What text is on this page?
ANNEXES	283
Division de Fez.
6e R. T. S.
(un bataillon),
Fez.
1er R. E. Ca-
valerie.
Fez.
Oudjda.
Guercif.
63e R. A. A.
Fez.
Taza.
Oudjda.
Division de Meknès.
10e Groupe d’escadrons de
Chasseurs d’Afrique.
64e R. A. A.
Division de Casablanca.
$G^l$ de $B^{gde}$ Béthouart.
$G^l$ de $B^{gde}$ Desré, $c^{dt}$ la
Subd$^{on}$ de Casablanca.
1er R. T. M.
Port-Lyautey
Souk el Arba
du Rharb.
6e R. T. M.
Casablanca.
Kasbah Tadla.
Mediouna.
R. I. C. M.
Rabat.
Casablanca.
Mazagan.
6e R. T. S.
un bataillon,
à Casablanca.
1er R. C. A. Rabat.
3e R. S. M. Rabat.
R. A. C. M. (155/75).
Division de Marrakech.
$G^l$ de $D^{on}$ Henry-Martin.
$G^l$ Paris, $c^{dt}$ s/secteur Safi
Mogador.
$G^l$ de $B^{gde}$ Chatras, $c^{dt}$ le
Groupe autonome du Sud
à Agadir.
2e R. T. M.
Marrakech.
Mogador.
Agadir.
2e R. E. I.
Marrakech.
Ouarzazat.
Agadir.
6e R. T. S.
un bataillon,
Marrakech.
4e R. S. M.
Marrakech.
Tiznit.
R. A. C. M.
----------
* [Given instruction]: Quote all the records exactly, please, leaving none out.

* [Written solution]:
What text is on this page?
ANNEXES	283
Division de Fez.
6e R. T. S.
(un bataillon),
Fez.
1er R. E. Ca-
valerie.
Fez.
Oudjda.
Guercif.
63e R. A. A.
Fez.
Taza.
Oudjda.
Division de Meknès.
10e Groupe d’escadrons de
Chasseurs d’Afrique.
64e R. A. A.
Division de Casablanca.
$G^l$ de $B^{gde}$ Béthouart.
$G^l$ de $B^{gde}$ Desré, $c^{dt}$ la
Subd$^{on}$ de Casablanca.
1er R. T. M.
Port-Lyautey
Souk el Arba
du Rharb.
6e R. T. M.
Casablanca.
Kasbah Tadla.
Mediouna.
R. I. C. M.
Rabat.
Casablanca.
Mazagan.
6e R. T. S.
un bataillon,
à Casablanca.
1er R. C. A. Rabat.
3e R. S. M. Rabat.
R. A. C. M. (155/75).
Division de Marrakech.
$G^l$ de $D^{on}$ Henry-Martin.
$G^l$ Paris, $c^{dt}$ s/secteur Safi
Mogador.
$G^l$ de $B^{gde}$ Chatras, $c^{dt}$ le
Groupe autonome du Sud
à Agadir.
2e R. T. M.
Marrakech.
Mogador.
Agadir.
2e R. E. I.
Marrakech.
Ouarzazat.
Agadir.
6e R. T. S.
un bataillon,
Marrakech.
4e R. S. M.
Marrakech.
Tiznit.
R. A. C. M.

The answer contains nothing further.